TASK PROMPT: Copy every line of the material below word for word.

● ● ● ●

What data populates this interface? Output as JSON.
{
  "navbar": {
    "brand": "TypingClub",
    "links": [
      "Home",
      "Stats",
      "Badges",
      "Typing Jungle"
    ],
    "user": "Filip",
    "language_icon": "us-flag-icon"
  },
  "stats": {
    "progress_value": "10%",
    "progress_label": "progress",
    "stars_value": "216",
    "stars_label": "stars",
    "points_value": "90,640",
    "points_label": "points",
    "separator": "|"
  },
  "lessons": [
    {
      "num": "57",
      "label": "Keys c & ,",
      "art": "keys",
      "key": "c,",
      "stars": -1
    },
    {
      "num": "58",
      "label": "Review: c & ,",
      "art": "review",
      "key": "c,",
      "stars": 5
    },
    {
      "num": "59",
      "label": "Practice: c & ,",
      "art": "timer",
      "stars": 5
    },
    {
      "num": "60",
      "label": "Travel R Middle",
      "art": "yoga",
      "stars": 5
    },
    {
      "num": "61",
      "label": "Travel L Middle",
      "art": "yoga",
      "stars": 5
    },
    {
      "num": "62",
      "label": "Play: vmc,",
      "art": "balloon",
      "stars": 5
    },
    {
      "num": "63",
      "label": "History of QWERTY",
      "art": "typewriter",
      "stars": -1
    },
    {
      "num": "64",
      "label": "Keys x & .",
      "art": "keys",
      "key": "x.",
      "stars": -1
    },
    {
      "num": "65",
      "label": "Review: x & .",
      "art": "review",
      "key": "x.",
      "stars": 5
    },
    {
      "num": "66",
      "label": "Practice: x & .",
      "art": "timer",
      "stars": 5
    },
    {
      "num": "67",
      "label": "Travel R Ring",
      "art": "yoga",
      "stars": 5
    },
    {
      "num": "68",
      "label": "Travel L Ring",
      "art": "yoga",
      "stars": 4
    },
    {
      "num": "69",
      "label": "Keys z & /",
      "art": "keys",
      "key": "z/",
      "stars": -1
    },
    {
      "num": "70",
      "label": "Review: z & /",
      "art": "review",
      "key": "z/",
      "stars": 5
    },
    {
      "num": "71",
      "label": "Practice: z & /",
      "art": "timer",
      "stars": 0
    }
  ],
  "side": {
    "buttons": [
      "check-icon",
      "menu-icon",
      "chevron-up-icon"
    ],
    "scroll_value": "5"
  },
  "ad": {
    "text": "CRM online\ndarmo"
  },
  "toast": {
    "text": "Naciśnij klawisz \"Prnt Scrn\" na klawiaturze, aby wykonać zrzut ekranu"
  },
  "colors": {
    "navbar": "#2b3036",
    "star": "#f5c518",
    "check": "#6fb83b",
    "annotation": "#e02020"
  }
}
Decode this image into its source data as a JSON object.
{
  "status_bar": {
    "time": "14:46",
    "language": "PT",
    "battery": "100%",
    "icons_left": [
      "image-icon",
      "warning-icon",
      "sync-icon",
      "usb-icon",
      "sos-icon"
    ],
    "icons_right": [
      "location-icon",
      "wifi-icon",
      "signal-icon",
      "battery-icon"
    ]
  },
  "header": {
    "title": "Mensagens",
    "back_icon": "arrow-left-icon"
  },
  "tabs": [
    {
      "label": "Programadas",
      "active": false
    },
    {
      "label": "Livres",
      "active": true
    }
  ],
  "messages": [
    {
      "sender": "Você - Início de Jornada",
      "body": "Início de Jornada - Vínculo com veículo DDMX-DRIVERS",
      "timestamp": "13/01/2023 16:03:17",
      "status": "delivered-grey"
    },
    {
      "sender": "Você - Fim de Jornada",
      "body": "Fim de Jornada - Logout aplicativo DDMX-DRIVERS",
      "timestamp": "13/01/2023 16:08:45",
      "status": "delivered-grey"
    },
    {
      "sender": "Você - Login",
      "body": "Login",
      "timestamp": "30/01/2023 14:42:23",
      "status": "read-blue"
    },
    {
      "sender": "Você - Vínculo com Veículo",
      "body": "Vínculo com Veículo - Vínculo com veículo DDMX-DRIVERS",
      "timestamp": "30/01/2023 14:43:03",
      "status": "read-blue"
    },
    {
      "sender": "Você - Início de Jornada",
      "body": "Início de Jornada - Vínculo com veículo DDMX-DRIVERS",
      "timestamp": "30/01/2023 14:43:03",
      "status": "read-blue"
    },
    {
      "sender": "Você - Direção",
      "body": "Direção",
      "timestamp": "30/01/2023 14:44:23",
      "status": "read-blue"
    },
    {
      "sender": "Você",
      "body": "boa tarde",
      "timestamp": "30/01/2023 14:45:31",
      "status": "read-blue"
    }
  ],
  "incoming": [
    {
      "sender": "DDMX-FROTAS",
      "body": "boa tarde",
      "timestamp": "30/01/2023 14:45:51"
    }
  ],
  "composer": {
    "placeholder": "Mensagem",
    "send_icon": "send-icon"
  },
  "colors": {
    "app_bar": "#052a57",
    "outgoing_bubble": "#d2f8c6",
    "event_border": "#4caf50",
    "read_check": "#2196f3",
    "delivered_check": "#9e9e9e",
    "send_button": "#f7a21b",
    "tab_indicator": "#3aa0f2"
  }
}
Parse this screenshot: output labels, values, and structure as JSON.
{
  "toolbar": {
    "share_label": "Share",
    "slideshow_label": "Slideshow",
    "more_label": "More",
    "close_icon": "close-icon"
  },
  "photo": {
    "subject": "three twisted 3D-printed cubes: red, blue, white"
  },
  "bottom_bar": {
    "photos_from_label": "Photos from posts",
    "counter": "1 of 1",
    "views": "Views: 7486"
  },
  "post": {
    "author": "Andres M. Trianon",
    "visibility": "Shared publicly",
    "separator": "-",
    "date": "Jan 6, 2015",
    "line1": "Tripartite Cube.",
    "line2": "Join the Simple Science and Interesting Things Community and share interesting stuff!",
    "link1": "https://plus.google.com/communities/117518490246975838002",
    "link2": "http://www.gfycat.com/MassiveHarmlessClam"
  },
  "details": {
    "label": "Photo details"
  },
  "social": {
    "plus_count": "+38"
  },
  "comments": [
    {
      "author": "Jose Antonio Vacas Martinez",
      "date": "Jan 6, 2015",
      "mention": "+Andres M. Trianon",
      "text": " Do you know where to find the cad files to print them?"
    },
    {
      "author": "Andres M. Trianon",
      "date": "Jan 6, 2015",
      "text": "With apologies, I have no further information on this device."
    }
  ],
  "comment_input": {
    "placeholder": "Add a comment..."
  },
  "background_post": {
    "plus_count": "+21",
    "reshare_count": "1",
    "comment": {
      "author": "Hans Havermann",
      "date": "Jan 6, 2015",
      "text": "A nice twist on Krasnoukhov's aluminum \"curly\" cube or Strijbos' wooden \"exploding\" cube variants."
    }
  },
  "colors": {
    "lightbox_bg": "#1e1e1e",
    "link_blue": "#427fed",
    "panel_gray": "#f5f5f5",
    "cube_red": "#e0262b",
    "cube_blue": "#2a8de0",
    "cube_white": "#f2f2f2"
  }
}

● ● ● ●

SOLUTION FOR THIS TASK:
What data populates this interface? Output as JSON.
{
  "navbar": {
    "brand": "TypingClub",
    "links": [
      "Home",
      "Stats",
      "Badges",
      "Typing Jungle"
    ],
    "user": "Filip",
    "language_icon": "us-flag-icon"
  },
  "stats": {
    "progress_value": "10%",
    "progress_label": "progress",
    "stars_value": "216",
    "stars_label": "stars",
    "points_value": "90,640",
    "points_label": "points",
    "separator": "|"
  },
  "lessons": [
    {
      "num": "57",
      "label": "Keys c & ,",
      "art": "keys",
      "key": "c,",
      "stars": -1
    },
    {
      "num": "58",
      "label": "Review: c & ,",
      "art": "review",
      "key": "c,",
      "stars": 5
    },
    {
      "num": "59",
      "label": "Practice: c & ,",
      "art": "timer",
      "stars": 5
    },
    {
      "num": "60",
      "label": "Travel R Middle",
      "art": "yoga",
      "stars": 5
    },
    {
      "num": "61",
      "label": "Travel L Middle",
      "art": "yoga",
      "stars": 5
    },
    {
      "num": "62",
      "label": "Play: vmc,",
      "art": "balloon",
      "stars": 5
    },
    {
      "num": "63",
      "label": "History of QWERTY",
      "art": "typewriter",
      "stars": -1
    },
    {
      "num": "64",
      "label": "Keys x & .",
      "art": "keys",
      "key": "x.",
      "stars": -1
    },
    {
      "num": "65",
      "label": "Review: x & .",
      "art": "review",
      "key": "x.",
      "stars": 5
    },
    {
      "num": "66",
      "label": "Practice: x & .",
      "art": "timer",
      "stars": 5
    },
    {
      "num": "67",
      "label": "Travel R Ring",
      "art": "yoga",
      "stars": 5
    },
    {
      "num": "68",
      "label": "Travel L Ring",
      "art": "yoga",
      "stars": 4
    },
    {
      "num": "69",
      "label": "Keys z & /",
      "art": "keys",
      "key": "z/",
      "stars": -1
    },
    {
      "num": "70",
      "label": "Review: z & /",
      "art": "review",
      "key": "z/",
      "stars": 5
    },
    {
      "num": "71",
      "label": "Practice: z & /",
      "art": "timer",
      "stars": 0
    }
  ],
  "side": {
    "buttons": [
      "check-icon",
      "menu-icon",
      "chevron-up-icon"
    ],
    "scroll_value": "5"
  },
  "ad": {
    "text": "CRM online\ndarmo"
  },
  "toast": {
    "text": "Naciśnij klawisz \"Prnt Scrn\" na klawiaturze, aby wykonać zrzut ekranu"
  },
  "colors": {
    "navbar": "#2b3036",
    "star": "#f5c518",
    "check": "#6fb83b",
    "annotation": "#e02020"
  }
}
Decode this image into its source data as a JSON object.
{
  "status_bar": {
    "time": "14:46",
    "language": "PT",
    "battery": "100%",
    "icons_left": [
      "image-icon",
      "warning-icon",
      "sync-icon",
      "usb-icon",
      "sos-icon"
    ],
    "icons_right": [
      "location-icon",
      "wifi-icon",
      "signal-icon",
      "battery-icon"
    ]
  },
  "header": {
    "title": "Mensagens",
    "back_icon": "arrow-left-icon"
  },
  "tabs": [
    {
      "label": "Programadas",
      "active": false
    },
    {
      "label": "Livres",
      "active": true
    }
  ],
  "messages": [
    {
      "sender": "Você - Início de Jornada",
      "body": "Início de Jornada - Vínculo com veículo DDMX-DRIVERS",
      "timestamp": "13/01/2023 16:03:17",
      "status": "delivered-grey"
    },
    {
      "sender": "Você - Fim de Jornada",
      "body": "Fim de Jornada - Logout aplicativo DDMX-DRIVERS",
      "timestamp": "13/01/2023 16:08:45",
      "status": "delivered-grey"
    },
    {
      "sender": "Você - Login",
      "body": "Login",
      "timestamp": "30/01/2023 14:42:23",
      "status": "read-blue"
    },
    {
      "sender": "Você - Vínculo com Veículo",
      "body": "Vínculo com Veículo - Vínculo com veículo DDMX-DRIVERS",
      "timestamp": "30/01/2023 14:43:03",
      "status": "read-blue"
    },
    {
      "sender": "Você - Início de Jornada",
      "body": "Início de Jornada - Vínculo com veículo DDMX-DRIVERS",
      "timestamp": "30/01/2023 14:43:03",
      "status": "read-blue"
    },
    {
      "sender": "Você - Direção",
      "body": "Direção",
      "timestamp": "30/01/2023 14:44:23",
      "status": "read-blue"
    },
    {
      "sender": "Você",
      "body": "boa tarde",
      "timestamp": "30/01/2023 14:45:31",
      "status": "read-blue"
    }
  ],
  "incoming": [
    {
      "sender": "DDMX-FROTAS",
      "body": "boa tarde",
      "timestamp": "30/01/2023 14:45:51"
    }
  ],
  "composer": {
    "placeholder": "Mensagem",
    "send_icon": "send-icon"
  },
  "colors": {
    "app_bar": "#052a57",
    "outgoing_bubble": "#d2f8c6",
    "event_border": "#4caf50",
    "read_check": "#2196f3",
    "delivered_check": "#9e9e9e",
    "send_button": "#f7a21b",
    "tab_indicator": "#3aa0f2"
  }
}
Parse this screenshot: output labels, values, and structure as JSON.
{
  "toolbar": {
    "share_label": "Share",
    "slideshow_label": "Slideshow",
    "more_label": "More",
    "close_icon": "close-icon"
  },
  "photo": {
    "subject": "three twisted 3D-printed cubes: red, blue, white"
  },
  "bottom_bar": {
    "photos_from_label": "Photos from posts",
    "counter": "1 of 1",
    "views": "Views: 7486"
  },
  "post": {
    "author": "Andres M. Trianon",
    "visibility": "Shared publicly",
    "separator": "-",
    "date": "Jan 6, 2015",
    "line1": "Tripartite Cube.",
    "line2": "Join the Simple Science and Interesting Things Community and share interesting stuff!",
    "link1": "https://plus.google.com/communities/117518490246975838002",
    "link2": "http://www.gfycat.com/MassiveHarmlessClam"
  },
  "details": {
    "label": "Photo details"
  },
  "social": {
    "plus_count": "+38"
  },
  "comments": [
    {
      "author": "Jose Antonio Vacas Martinez",
      "date": "Jan 6, 2015",
      "mention": "+Andres M. Trianon",
      "text": " Do you know where to find the cad files to print them?"
    },
    {
      "author": "Andres M. Trianon",
      "date": "Jan 6, 2015",
      "text": "With apologies, I have no further information on this device."
    }
  ],
  "comment_input": {
    "placeholder": "Add a comment..."
  },
  "background_post": {
    "plus_count": "+21",
    "reshare_count": "1",
    "comment": {
      "author": "Hans Havermann",
      "date": "Jan 6, 2015",
      "text": "A nice twist on Krasnoukhov's aluminum \"curly\" cube or Strijbos' wooden \"exploding\" cube variants."
    }
  },
  "colors": {
    "lightbox_bg": "#1e1e1e",
    "link_blue": "#427fed",
    "panel_gray": "#f5f5f5",
    "cube_red": "#e0262b",
    "cube_blue": "#2a8de0",
    "cube_white": "#f2f2f2"
  }
}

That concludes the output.